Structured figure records
____________
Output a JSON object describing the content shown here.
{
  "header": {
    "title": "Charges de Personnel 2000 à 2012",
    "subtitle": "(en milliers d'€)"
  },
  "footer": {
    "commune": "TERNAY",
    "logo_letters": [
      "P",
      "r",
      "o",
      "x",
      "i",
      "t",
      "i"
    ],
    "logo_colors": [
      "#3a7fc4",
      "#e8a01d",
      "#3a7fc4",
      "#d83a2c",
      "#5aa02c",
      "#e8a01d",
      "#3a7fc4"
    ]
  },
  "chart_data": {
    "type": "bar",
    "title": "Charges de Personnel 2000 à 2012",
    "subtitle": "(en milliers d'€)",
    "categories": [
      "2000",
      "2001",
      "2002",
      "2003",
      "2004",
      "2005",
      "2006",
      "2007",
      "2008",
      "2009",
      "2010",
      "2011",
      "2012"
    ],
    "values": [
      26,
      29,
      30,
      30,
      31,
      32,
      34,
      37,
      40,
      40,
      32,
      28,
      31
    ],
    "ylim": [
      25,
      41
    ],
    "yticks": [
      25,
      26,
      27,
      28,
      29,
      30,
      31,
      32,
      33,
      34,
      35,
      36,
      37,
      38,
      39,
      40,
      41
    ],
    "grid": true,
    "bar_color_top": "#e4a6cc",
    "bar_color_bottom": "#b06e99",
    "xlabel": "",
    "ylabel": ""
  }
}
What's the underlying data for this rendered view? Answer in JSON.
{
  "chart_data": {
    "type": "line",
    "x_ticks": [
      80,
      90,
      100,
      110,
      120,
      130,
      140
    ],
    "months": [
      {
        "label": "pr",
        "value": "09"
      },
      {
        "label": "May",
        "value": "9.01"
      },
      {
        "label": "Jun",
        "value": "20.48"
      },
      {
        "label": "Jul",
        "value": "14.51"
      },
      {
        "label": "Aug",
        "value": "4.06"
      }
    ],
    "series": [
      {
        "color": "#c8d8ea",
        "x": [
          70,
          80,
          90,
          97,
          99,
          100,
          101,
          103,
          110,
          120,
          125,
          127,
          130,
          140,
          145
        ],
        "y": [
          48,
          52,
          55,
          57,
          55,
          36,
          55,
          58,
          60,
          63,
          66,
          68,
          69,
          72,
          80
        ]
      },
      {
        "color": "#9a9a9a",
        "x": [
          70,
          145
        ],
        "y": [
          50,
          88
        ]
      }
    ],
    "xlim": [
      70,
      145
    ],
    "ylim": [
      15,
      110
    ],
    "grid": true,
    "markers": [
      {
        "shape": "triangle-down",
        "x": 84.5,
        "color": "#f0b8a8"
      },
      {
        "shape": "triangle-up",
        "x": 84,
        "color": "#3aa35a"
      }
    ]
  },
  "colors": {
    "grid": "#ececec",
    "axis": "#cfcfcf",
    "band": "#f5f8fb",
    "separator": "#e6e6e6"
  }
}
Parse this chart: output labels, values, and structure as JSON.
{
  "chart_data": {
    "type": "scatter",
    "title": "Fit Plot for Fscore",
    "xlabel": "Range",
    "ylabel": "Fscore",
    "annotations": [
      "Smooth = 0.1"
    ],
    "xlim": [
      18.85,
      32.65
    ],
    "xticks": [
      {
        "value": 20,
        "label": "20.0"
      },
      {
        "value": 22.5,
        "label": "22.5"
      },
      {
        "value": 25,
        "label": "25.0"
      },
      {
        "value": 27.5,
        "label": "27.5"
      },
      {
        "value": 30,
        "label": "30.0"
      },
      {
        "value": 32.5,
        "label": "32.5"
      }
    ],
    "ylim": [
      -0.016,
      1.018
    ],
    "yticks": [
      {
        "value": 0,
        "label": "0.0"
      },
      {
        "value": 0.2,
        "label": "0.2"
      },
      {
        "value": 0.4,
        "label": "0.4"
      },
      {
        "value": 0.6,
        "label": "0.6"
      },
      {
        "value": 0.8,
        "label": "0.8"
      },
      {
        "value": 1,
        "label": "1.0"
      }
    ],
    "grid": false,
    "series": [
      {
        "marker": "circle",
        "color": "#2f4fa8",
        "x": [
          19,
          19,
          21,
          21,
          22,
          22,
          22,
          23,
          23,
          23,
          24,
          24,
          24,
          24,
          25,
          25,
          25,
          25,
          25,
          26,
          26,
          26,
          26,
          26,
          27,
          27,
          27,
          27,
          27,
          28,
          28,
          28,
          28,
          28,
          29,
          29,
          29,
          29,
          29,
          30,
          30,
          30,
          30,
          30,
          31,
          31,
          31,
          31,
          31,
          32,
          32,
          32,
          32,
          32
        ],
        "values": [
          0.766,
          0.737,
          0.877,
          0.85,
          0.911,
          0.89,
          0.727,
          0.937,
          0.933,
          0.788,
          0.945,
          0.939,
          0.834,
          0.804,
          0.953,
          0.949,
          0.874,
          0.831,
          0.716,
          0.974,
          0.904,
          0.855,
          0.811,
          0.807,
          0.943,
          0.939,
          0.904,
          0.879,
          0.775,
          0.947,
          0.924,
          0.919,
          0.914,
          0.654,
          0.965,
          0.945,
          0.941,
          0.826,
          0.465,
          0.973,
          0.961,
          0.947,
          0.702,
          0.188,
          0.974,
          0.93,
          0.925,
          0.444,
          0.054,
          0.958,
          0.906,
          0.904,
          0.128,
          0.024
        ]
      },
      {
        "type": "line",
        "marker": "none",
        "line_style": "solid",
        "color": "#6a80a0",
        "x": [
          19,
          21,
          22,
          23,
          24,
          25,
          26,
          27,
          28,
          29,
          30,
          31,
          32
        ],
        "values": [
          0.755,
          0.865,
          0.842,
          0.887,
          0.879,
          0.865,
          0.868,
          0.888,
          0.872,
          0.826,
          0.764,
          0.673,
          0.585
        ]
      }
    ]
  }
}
____________
— WHAT YOU WILL DO —
Produce an exact copy of all the records.

— RESULT —
Output a JSON object describing the content shown here.
{
  "header": {
    "title": "Charges de Personnel 2000 à 2012",
    "subtitle": "(en milliers d'€)"
  },
  "footer": {
    "commune": "TERNAY",
    "logo_letters": [
      "P",
      "r",
      "o",
      "x",
      "i",
      "t",
      "i"
    ],
    "logo_colors": [
      "#3a7fc4",
      "#e8a01d",
      "#3a7fc4",
      "#d83a2c",
      "#5aa02c",
      "#e8a01d",
      "#3a7fc4"
    ]
  },
  "chart_data": {
    "type": "bar",
    "title": "Charges de Personnel 2000 à 2012",
    "subtitle": "(en milliers d'€)",
    "categories": [
      "2000",
      "2001",
      "2002",
      "2003",
      "2004",
      "2005",
      "2006",
      "2007",
      "2008",
      "2009",
      "2010",
      "2011",
      "2012"
    ],
    "values": [
      26,
      29,
      30,
      30,
      31,
      32,
      34,
      37,
      40,
      40,
      32,
      28,
      31
    ],
    "ylim": [
      25,
      41
    ],
    "yticks": [
      25,
      26,
      27,
      28,
      29,
      30,
      31,
      32,
      33,
      34,
      35,
      36,
      37,
      38,
      39,
      40,
      41
    ],
    "grid": true,
    "bar_color_top": "#e4a6cc",
    "bar_color_bottom": "#b06e99",
    "xlabel": "",
    "ylabel": ""
  }
}
What's the underlying data for this rendered view? Answer in JSON.
{
  "chart_data": {
    "type": "line",
    "x_ticks": [
      80,
      90,
      100,
      110,
      120,
      130,
      140
    ],
    "months": [
      {
        "label": "pr",
        "value": "09"
      },
      {
        "label": "May",
        "value": "9.01"
      },
      {
        "label": "Jun",
        "value": "20.48"
      },
      {
        "label": "Jul",
        "value": "14.51"
      },
      {
        "label": "Aug",
        "value": "4.06"
      }
    ],
    "series": [
      {
        "color": "#c8d8ea",
        "x": [
          70,
          80,
          90,
          97,
          99,
          100,
          101,
          103,
          110,
          120,
          125,
          127,
          130,
          140,
          145
        ],
        "y": [
          48,
          52,
          55,
          57,
          55,
          36,
          55,
          58,
          60,
          63,
          66,
          68,
          69,
          72,
          80
        ]
      },
      {
        "color": "#9a9a9a",
        "x": [
          70,
          145
        ],
        "y": [
          50,
          88
        ]
      }
    ],
    "xlim": [
      70,
      145
    ],
    "ylim": [
      15,
      110
    ],
    "grid": true,
    "markers": [
      {
        "shape": "triangle-down",
        "x": 84.5,
        "color": "#f0b8a8"
      },
      {
        "shape": "triangle-up",
        "x": 84,
        "color": "#3aa35a"
      }
    ]
  },
  "colors": {
    "grid": "#ececec",
    "axis": "#cfcfcf",
    "band": "#f5f8fb",
    "separator": "#e6e6e6"
  }
}
Parse this chart: output labels, values, and structure as JSON.
{
  "chart_data": {
    "type": "scatter",
    "title": "Fit Plot for Fscore",
    "xlabel": "Range",
    "ylabel": "Fscore",
    "annotations": [
      "Smooth = 0.1"
    ],
    "xlim": [
      18.85,
      32.65
    ],
    "xticks": [
      {
        "value": 20,
        "label": "20.0"
      },
      {
        "value": 22.5,
        "label": "22.5"
      },
      {
        "value": 25,
        "label": "25.0"
      },
      {
        "value": 27.5,
        "label": "27.5"
      },
      {
        "value": 30,
        "label": "30.0"
      },
      {
        "value": 32.5,
        "label": "32.5"
      }
    ],
    "ylim": [
      -0.016,
      1.018
    ],
    "yticks": [
      {
        "value": 0,
        "label": "0.0"
      },
      {
        "value": 0.2,
        "label": "0.2"
      },
      {
        "value": 0.4,
        "label": "0.4"
      },
      {
        "value": 0.6,
        "label": "0.6"
      },
      {
        "value": 0.8,
        "label": "0.8"
      },
      {
        "value": 1,
        "label": "1.0"
      }
    ],
    "grid": false,
    "series": [
      {
        "marker": "circle",
        "color": "#2f4fa8",
        "x": [
          19,
          19,
          21,
          21,
          22,
          22,
          22,
          23,
          23,
          23,
          24,
          24,
          24,
          24,
          25,
          25,
          25,
          25,
          25,
          26,
          26,
          26,
          26,
          26,
          27,
          27,
          27,
          27,
          27,
          28,
          28,
          28,
          28,
          28,
          29,
          29,
          29,
          29,
          29,
          30,
          30,
          30,
          30,
          30,
          31,
          31,
          31,
          31,
          31,
          32,
          32,
          32,
          32,
          32
        ],
        "values": [
          0.766,
          0.737,
          0.877,
          0.85,
          0.911,
          0.89,
          0.727,
          0.937,
          0.933,
          0.788,
          0.945,
          0.939,
          0.834,
          0.804,
          0.953,
          0.949,
          0.874,
          0.831,
          0.716,
          0.974,
          0.904,
          0.855,
          0.811,
          0.807,
          0.943,
          0.939,
          0.904,
          0.879,
          0.775,
          0.947,
          0.924,
          0.919,
          0.914,
          0.654,
          0.965,
          0.945,
          0.941,
          0.826,
          0.465,
          0.973,
          0.961,
          0.947,
          0.702,
          0.188,
          0.974,
          0.93,
          0.925,
          0.444,
          0.054,
          0.958,
          0.906,
          0.904,
          0.128,
          0.024
        ]
      },
      {
        "type": "line",
        "marker": "none",
        "line_style": "solid",
        "color": "#6a80a0",
        "x": [
          19,
          21,
          22,
          23,
          24,
          25,
          26,
          27,
          28,
          29,
          30,
          31,
          32
        ],
        "values": [
          0.755,
          0.865,
          0.842,
          0.887,
          0.879,
          0.865,
          0.868,
          0.888,
          0.872,
          0.826,
          0.764,
          0.673,
          0.585
        ]
      }
    ]
  }
}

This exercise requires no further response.